Material for the task
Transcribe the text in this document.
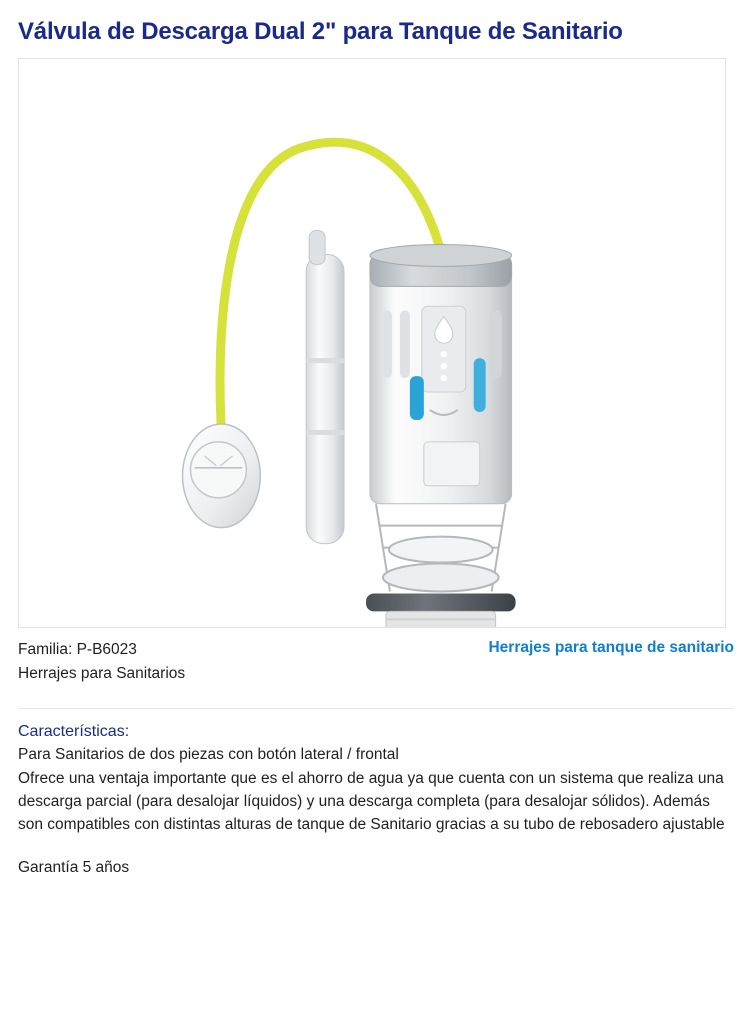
Válvula de Descarga Dual 2" para Tanque de Sanitario
Familia: P-B6023
Herrajes para Sanitarios
Herrajes para tanque de sanitario
Características:

Para Sanitarios de dos piezas con botón lateral / frontal

Ofrece una ventaja importante que es el ahorro de agua ya que cuenta con un sistema que realiza una descarga parcial (para desalojar líquidos) y una descarga completa (para desalojar sólidos). Además son compatibles con distintas alturas de tanque de Sanitario gracias a su tubo de rebosadero ajustable

Garantía 5 años
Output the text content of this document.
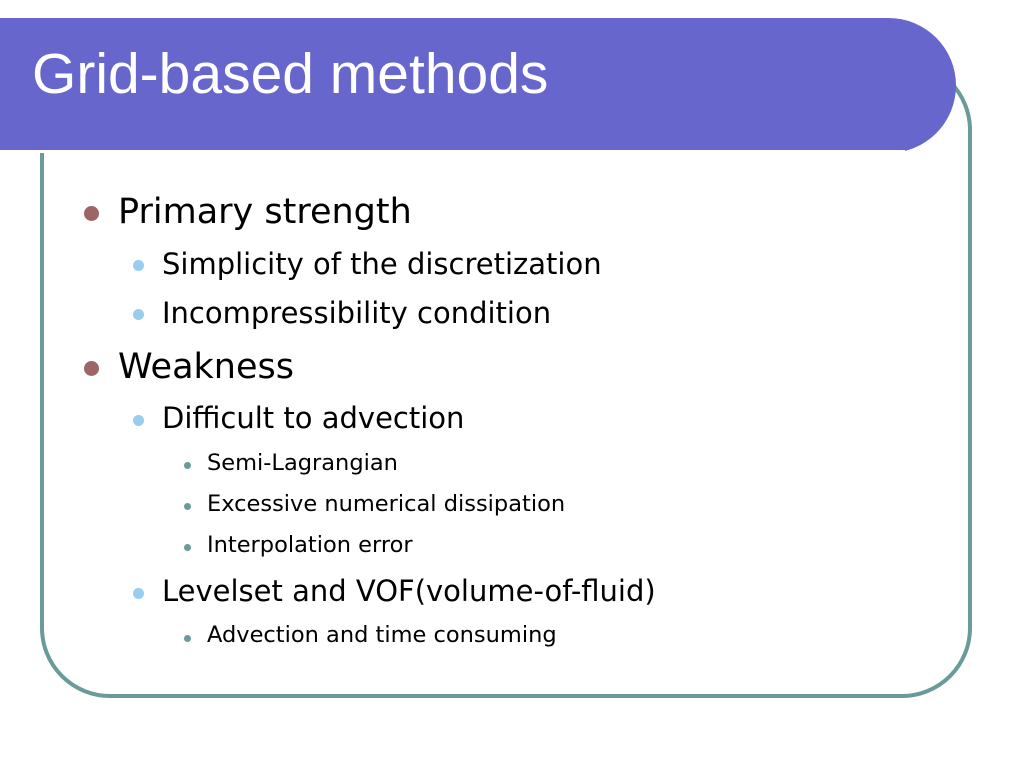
Grid-based methods
Primary strength
Simplicity of the discretization
Incompressibility condition
Weakness
Difficult to advection
Semi-Lagrangian
Excessive numerical dissipation
Interpolation error
Levelset and VOF(volume-of-fluid)
Advection and time consuming
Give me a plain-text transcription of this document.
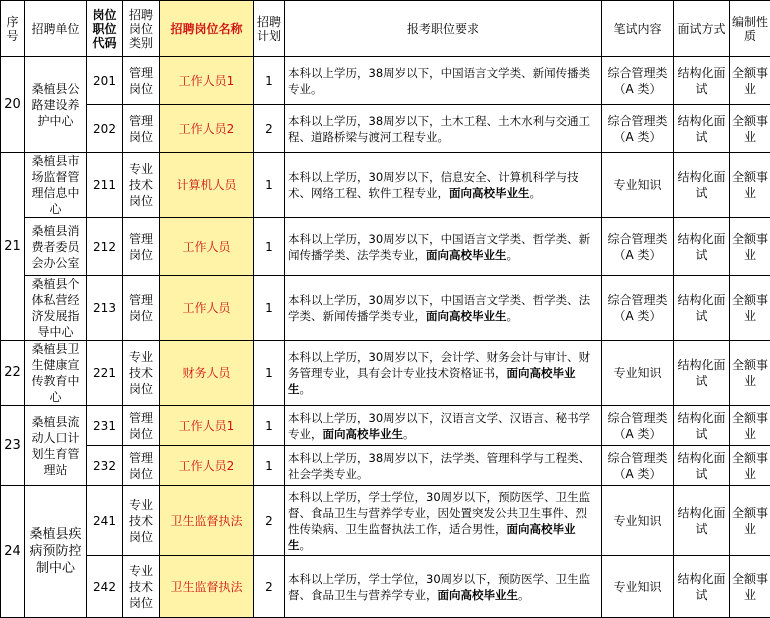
序号	招聘单位	岗位职位代码	招聘岗位类别	招聘岗位名称	招聘计划	报考职位要求	笔试内容	面试方式	编制性质
20	桑植县公路建设养护中心	201	管理岗位	工作人员1	1	本科以上学历，38周岁以下，中国语言文学类、新闻传播类专业。	综合管理类（A 类）	结构化面试	全额事业
		202	管理岗位	工作人员2	2	本科以上学历，38周岁以下，土木工程、土木水利与交通工程、道路桥梁与渡河工程专业。	综合管理类（A 类）	结构化面试	全额事业
21	桑植县市场监督管理信息中心	211	专业技术岗位	计算机人员	1	本科以上学历，30周岁以下，信息安全、计算机科学与技术、网络工程、软件工程专业，面向高校毕业生。	专业知识	结构化面试	全额事业
	桑植县消费者委员会办公室	212	管理岗位	工作人员	1	本科以上学历，30周岁以下，中国语言文学类、哲学类、新闻传播学类、法学类专业，面向高校毕业生。	综合管理类（A 类）	结构化面试	全额事业
	桑植县个体私营经济发展指导中心	213	管理岗位	工作人员	1	本科以上学历，30周岁以下，中国语言文学类、哲学类、法学类、新闻传播学类专业，面向高校毕业生。	综合管理类（A 类）	结构化面试	全额事业
22	桑植县卫生健康宣传教育中心	221	专业技术岗位	财务人员	1	本科以上学历，30周岁以下，会计学、财务会计与审计、财务管理专业，具有会计专业技术资格证书，面向高校毕业生。	专业知识	结构化面试	全额事业
23	桑植县流动人口计划生育管理站	231	管理岗位	工作人员1	1	本科以上学历，30周岁以下，汉语言文学、汉语言、秘书学专业，面向高校毕业生。	综合管理类（A 类）	结构化面试	全额事业
		232	管理岗位	工作人员2	1	本科以上学历，38周岁以下，法学类、管理科学与工程类、社会学类专业。	综合管理类（A 类）	结构化面试	全额事业
24	桑植县疾病预防控制中心	241	专业技术岗位	卫生监督执法	2	本科以上学历，学士学位，30周岁以下，预防医学、卫生监督、食品卫生与营养学专业，因处置突发公共卫生事件、烈性传染病、卫生监督执法工作，适合男性，面向高校毕业生。	专业知识	结构化面试	全额事业
		242	专业技术岗位	卫生监督执法	2	本科以上学历，学士学位，30周岁以下，预防医学、卫生监督、食品卫生与营养学专业，面向高校毕业生。	专业知识	结构化面试	全额事业
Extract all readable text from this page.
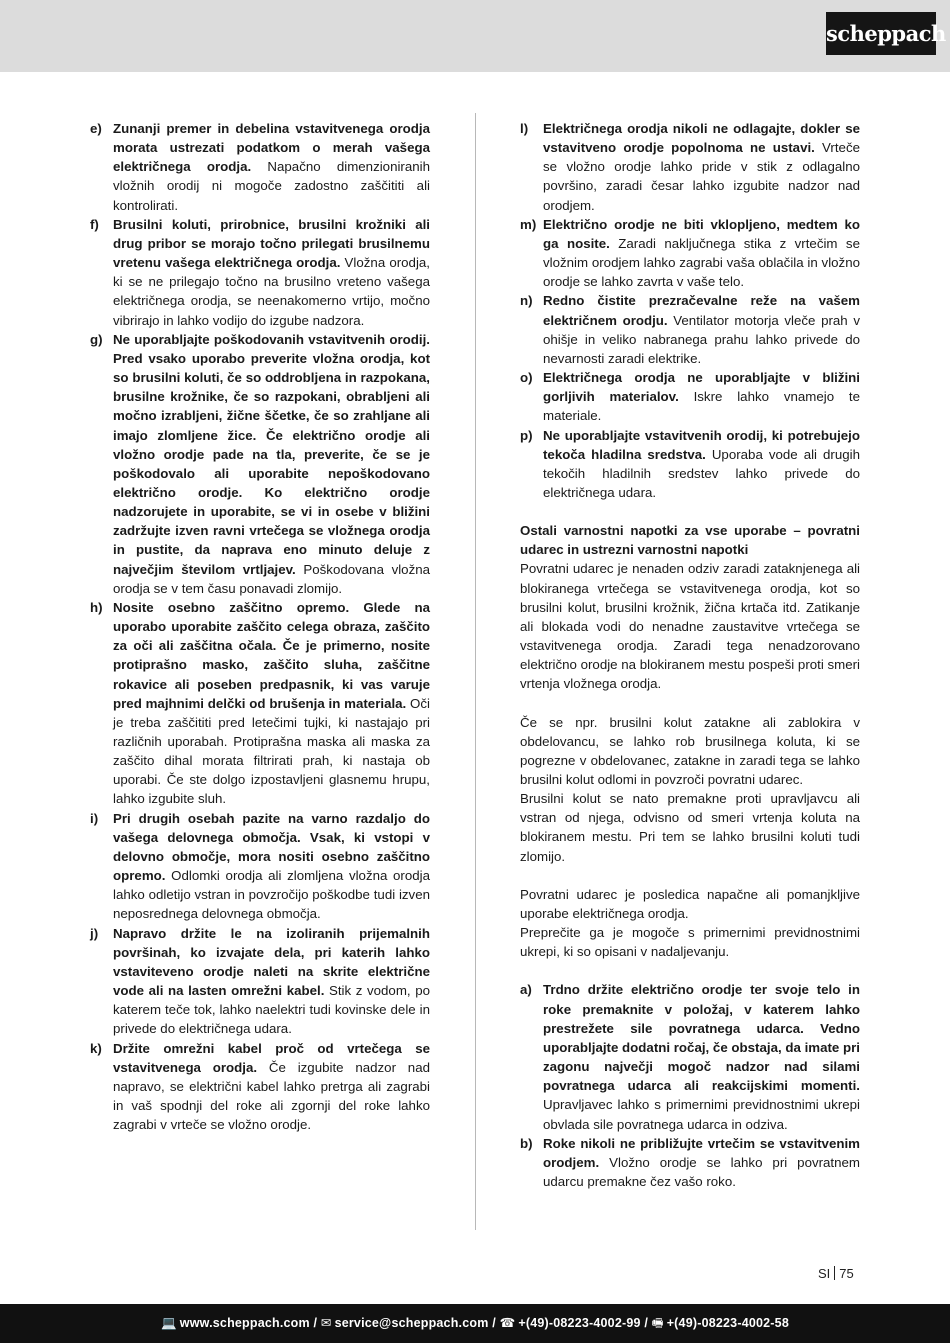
scheppach
e) Zunanji premer in debelina vstavitvenega orodja morata ustrezati podatkom o merah vašega električnega orodja. Napačno dimenzioniranih vložnih orodij ni mogoče zadostno zaščititi ali kontrolirati.
f)	Brusilni koluti, prirobnice, brusilni krožniki ali drug pribor se morajo točno prilegati brusilnemu vretenu vašega električnega orodja. Vložna orodja, ki se ne prilegajo točno na brusilno vreteno vašega električnega orodja, se neenakomerno vrtijo, močno vibrirajo in lahko vodijo do izgube nadzora.
g) Ne uporabljajte poškodovanih vstavitvenih orodij. Pred vsako uporabo preverite vložna orodja, kot so brusilni koluti, če so oddrobljena in razpokana, brusilne krožnike, če so razpokani, obrabljeni ali močno izrabljeni, žične ščetke, če so zrahljane ali imajo zlomljene žice. Če električno orodje ali vložno orodje pade na tla, preverite, če se je poškodovalo ali uporabite nepoškodovano električno orodje. Ko električno orodje nadzorujete in uporabite, se vi in osebe v bližini zadržujte izven ravni vrtečega se vložnega orodja in pustite, da naprava eno minuto deluje z največjim številom vrtljajev. Poškodovana vložna orodja se v tem času ponavadi zlomijo.
h) Nosite osebno zaščitno opremo. Glede na uporabo uporabite zaščito celega obraza, zaščito za oči ali zaščitna očala. Če je primerno, nosite protiprašno masko, zaščito sluha, zaščitne rokavice ali poseben predpasnik, ki vas varuje pred majhnimi delčki od brušenja in materiala. Oči je treba zaščititi pred letečimi tujki, ki nastajajo pri različnih uporabah. Protiprašna maska ali maska za zaščito dihal morata filtrirati prah, ki nastaja ob uporabi. Če ste dolgo izpostavljeni glasnemu hrupu, lahko izgubite sluh.
i)	Pri drugih osebah pazite na varno razdaljo do vašega delovnega območja. Vsak, ki vstopi v delovno območje, mora nositi osebno zaščitno opremo. Odlomki orodja ali zlomljena vložna orodja lahko odletijo vstran in povzročijo poškodbe tudi izven neposrednega delovnega območja.
j)	Napravo držite le na izoliranih prijemalnih površinah, ko izvajate dela, pri katerih lahko vstaviteveno orodje naleti na skrite električne vode ali na lasten omrežni kabel. Stik z vodom, po katerem teče tok, lahko naelektri tudi kovinske dele in privede do električnega udara.
k) Držite omrežni kabel proč od vrtečega se vstavitvenega orodja. Če izgubite nadzor nad napravo, se električni kabel lahko pretrga ali zagrabi in vaš spodnji del roke ali zgornji del roke lahko zagrabi v vrteče se vložno orodje.
l)	Električnega orodja nikoli ne odlagajte, dokler se vstavitveno orodje popolnoma ne ustavi. Vrteče se vložno orodje lahko pride v stik z odlagalno površino, zaradi česar lahko izgubite nadzor nad orodjem.
m) Električno orodje ne biti vklopljeno, medtem ko ga nosite. Zaradi naključnega stika z vrtečim se vložnim orodjem lahko zagrabi vaša oblačila in vložno orodje se lahko zavrta v vaše telo.
n) Redno čistite prezračevalne reže na vašem električnem orodju. Ventilator motorja vleče prah v ohišje in veliko nabranega prahu lahko privede do nevarnosti zaradi elektrike.
o) Električnega orodja ne uporabljajte v bližini gorljivih materialov. Iskre lahko vnamejo te materiale.
p) Ne uporabljajte vstavitvenih orodij, ki potrebujejo tekoča hladilna sredstva. Uporaba vode ali drugih tekočih hladilnih sredstev lahko privede do električnega udara.
Ostali varnostni napotki za vse uporabe – povratni udarec in ustrezni varnostni napotki
Povratni udarec je nenaden odziv zaradi zataknjenega ali blokiranega vrtečega se vstavitvenega orodja, kot so brusilni kolut, brusilni krožnik, žična krtača itd. Zatikanje ali blokada vodi do nenadne zaustavitve vrtečega se vstavitvenega orodja. Zaradi tega nenadzorovano električno orodje na blokiranem mestu pospeši proti smeri vrtenja vložnega orodja.
Če se npr. brusilni kolut zatakne ali zablokira v obdelovancu, se lahko rob brusilnega koluta, ki se pogrezne v obdelovanec, zatakne in zaradi tega se lahko brusilni kolut odlomi in povzroči povratni udarec.
Brusilni kolut se nato premakne proti upravljavcu ali vstran od njega, odvisno od smeri vrtenja koluta na blokiranem mestu. Pri tem se lahko brusilni koluti tudi zlomijo.
Povratni udarec je posledica napačne ali pomanjkljive uporabe električnega orodja.
Preprečite ga je mogoče s primernimi previdnostnimi ukrepi, ki so opisani v nadaljevanju.
a) Trdno držite električno orodje ter svoje telo in roke premaknite v položaj, v katerem lahko prestrežete sile povratnega udarca. Vedno uporabljajte dodatni ročaj, če obstaja, da imate pri zagonu največji mogoč nadzor nad silami povratnega udarca ali reakcijskimi momenti. Upravljavec lahko s primernimi previdnostnimi ukrepi obvlada sile povratnega udarca in odziva.
b) Roke nikoli ne približujte vrtečim se vstavitvenim orodjem. Vložno orodje se lahko pri povratnem udarcu premakne čez vašo roko.
SI 75
💻 www.scheppach.com / ✉ service@scheppach.com / ☎ +(49)-08223-4002-99 / 🖷 +(49)-08223-4002-58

Given instruction
Which lines above hold the word "Herrajes"? Copy each of them.

Complete response
Herrajes para Sanitarios
Herrajes para tanque de sanitario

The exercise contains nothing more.